■ Requirements
Omit all images. Transcribe the rest of the material below exactly.

__________

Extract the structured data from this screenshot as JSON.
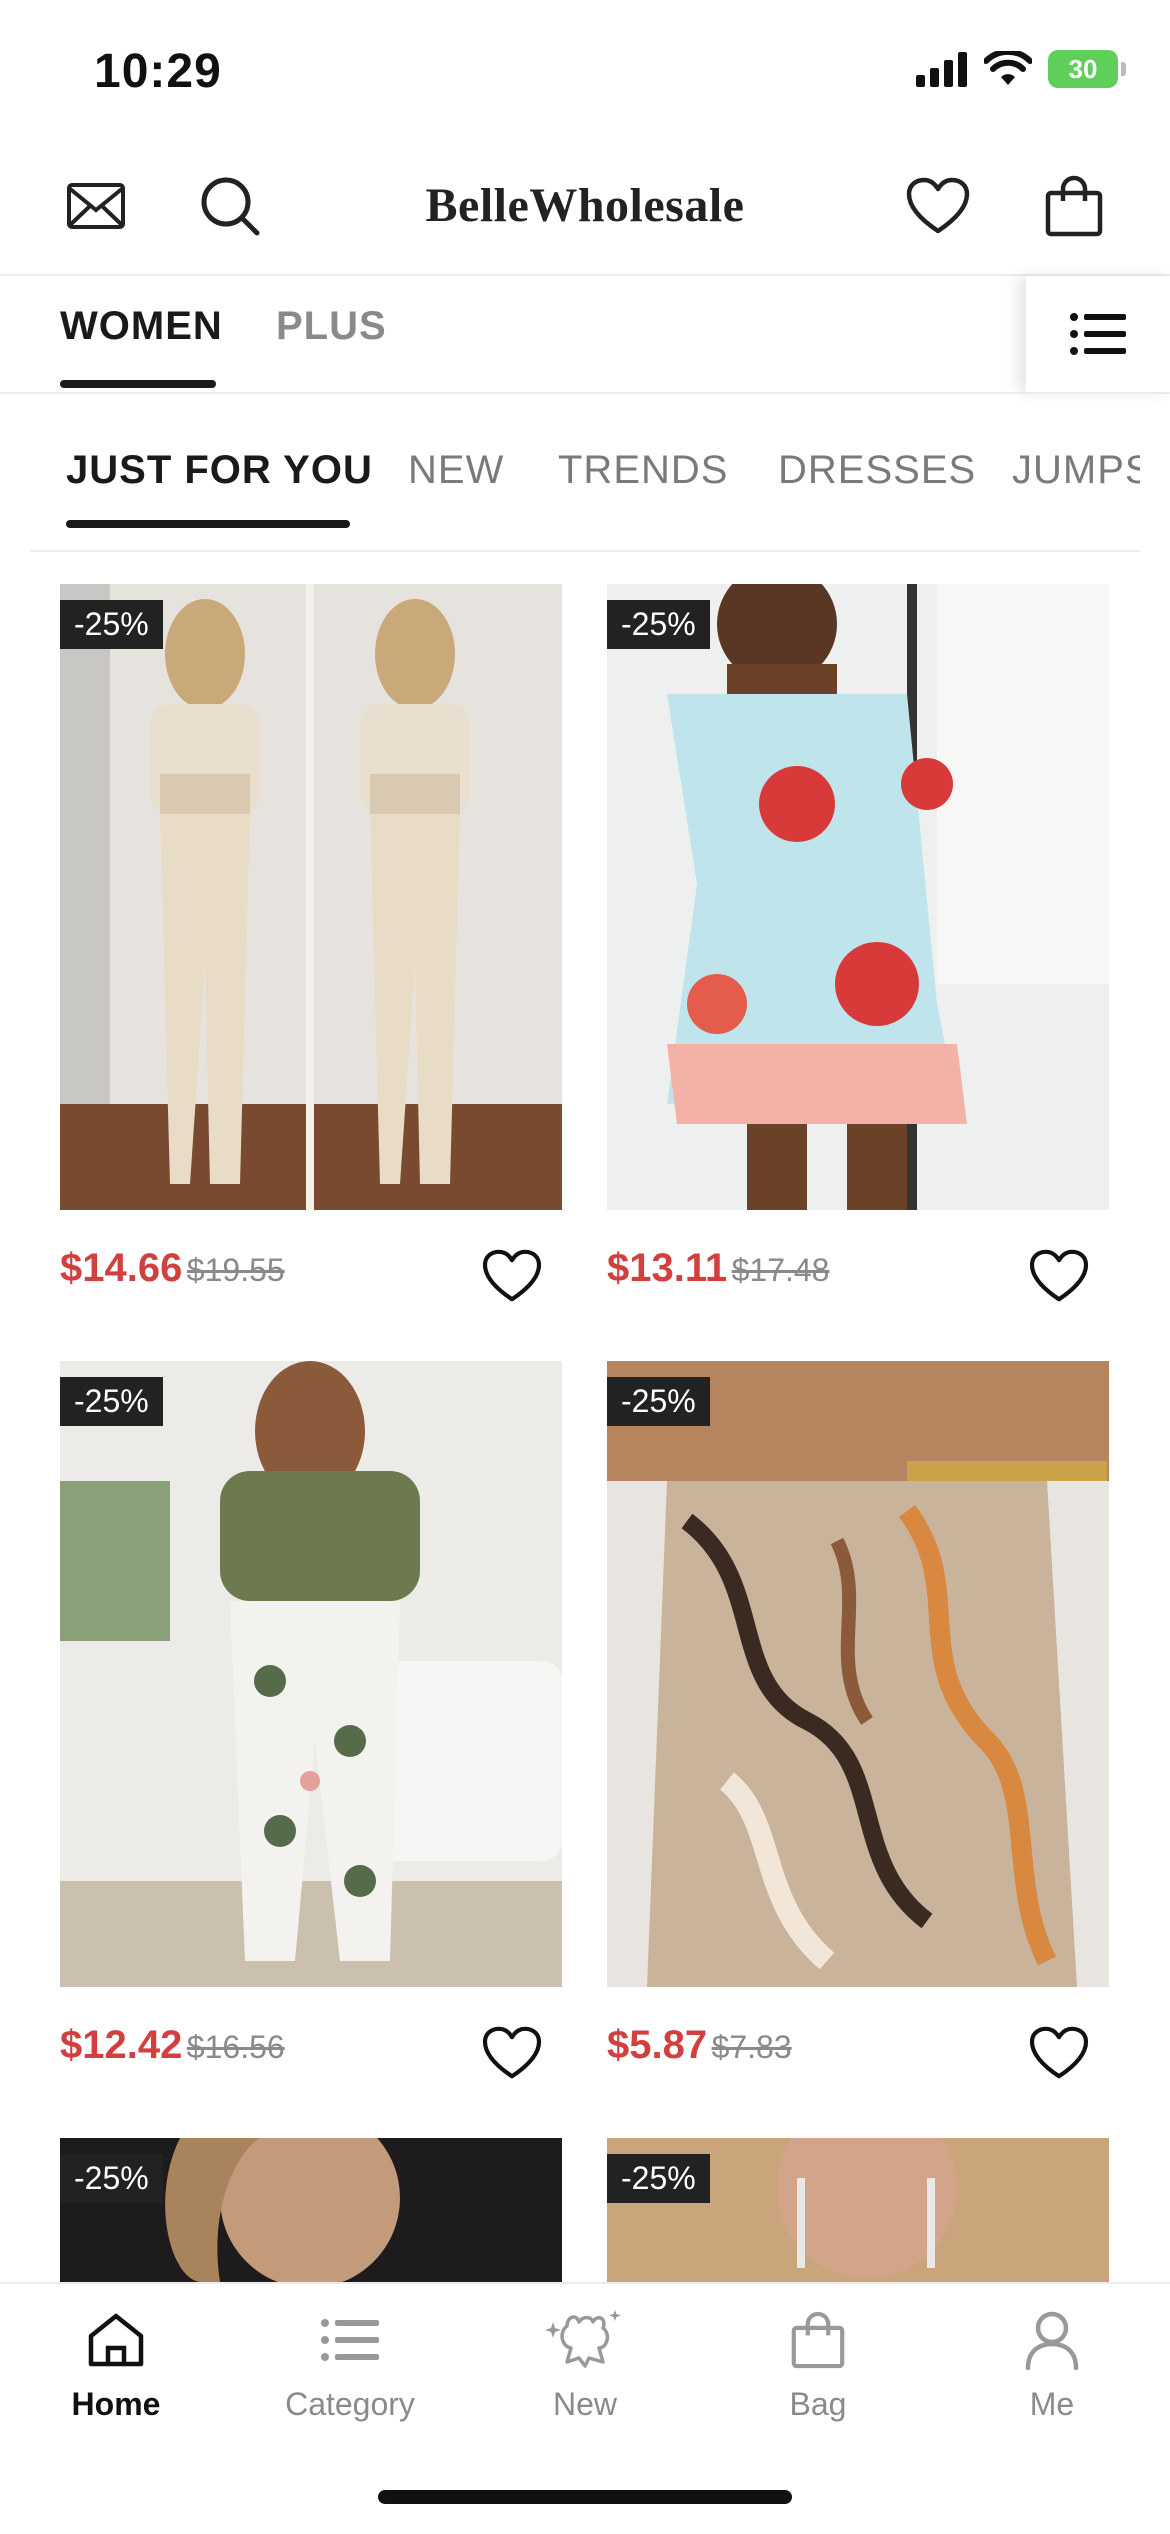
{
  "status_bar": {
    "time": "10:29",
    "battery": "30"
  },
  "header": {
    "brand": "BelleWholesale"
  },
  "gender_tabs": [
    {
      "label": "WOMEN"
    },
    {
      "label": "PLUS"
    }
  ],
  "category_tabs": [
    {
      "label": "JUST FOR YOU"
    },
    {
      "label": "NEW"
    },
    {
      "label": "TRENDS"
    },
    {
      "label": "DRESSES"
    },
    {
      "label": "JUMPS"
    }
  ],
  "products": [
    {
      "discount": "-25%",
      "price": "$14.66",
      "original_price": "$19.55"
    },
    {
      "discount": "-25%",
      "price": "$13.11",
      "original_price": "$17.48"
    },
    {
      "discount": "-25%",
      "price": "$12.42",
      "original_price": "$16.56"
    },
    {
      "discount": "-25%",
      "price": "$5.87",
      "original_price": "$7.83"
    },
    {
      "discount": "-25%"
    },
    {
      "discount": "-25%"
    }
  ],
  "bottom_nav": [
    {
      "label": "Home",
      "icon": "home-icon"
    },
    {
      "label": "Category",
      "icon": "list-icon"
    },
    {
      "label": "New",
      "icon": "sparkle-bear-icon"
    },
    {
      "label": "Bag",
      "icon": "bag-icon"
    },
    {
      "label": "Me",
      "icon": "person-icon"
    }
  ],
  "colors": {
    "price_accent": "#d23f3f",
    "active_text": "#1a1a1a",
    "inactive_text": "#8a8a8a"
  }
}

__________

■ Finished exercise
Extract the structured data from this screenshot as JSON.
{
  "status_bar": {
    "time": "10:29",
    "battery": "30"
  },
  "header": {
    "brand": "BelleWholesale"
  },
  "gender_tabs": [
    {
      "label": "WOMEN"
    },
    {
      "label": "PLUS"
    }
  ],
  "category_tabs": [
    {
      "label": "JUST FOR YOU"
    },
    {
      "label": "NEW"
    },
    {
      "label": "TRENDS"
    },
    {
      "label": "DRESSES"
    },
    {
      "label": "JUMPS"
    }
  ],
  "products": [
    {
      "discount": "-25%",
      "price": "$14.66",
      "original_price": "$19.55"
    },
    {
      "discount": "-25%",
      "price": "$13.11",
      "original_price": "$17.48"
    },
    {
      "discount": "-25%",
      "price": "$12.42",
      "original_price": "$16.56"
    },
    {
      "discount": "-25%",
      "price": "$5.87",
      "original_price": "$7.83"
    },
    {
      "discount": "-25%"
    },
    {
      "discount": "-25%"
    }
  ],
  "bottom_nav": [
    {
      "label": "Home",
      "icon": "home-icon"
    },
    {
      "label": "Category",
      "icon": "list-icon"
    },
    {
      "label": "New",
      "icon": "sparkle-bear-icon"
    },
    {
      "label": "Bag",
      "icon": "bag-icon"
    },
    {
      "label": "Me",
      "icon": "person-icon"
    }
  ],
  "colors": {
    "price_accent": "#d23f3f",
    "active_text": "#1a1a1a",
    "inactive_text": "#8a8a8a"
  }
}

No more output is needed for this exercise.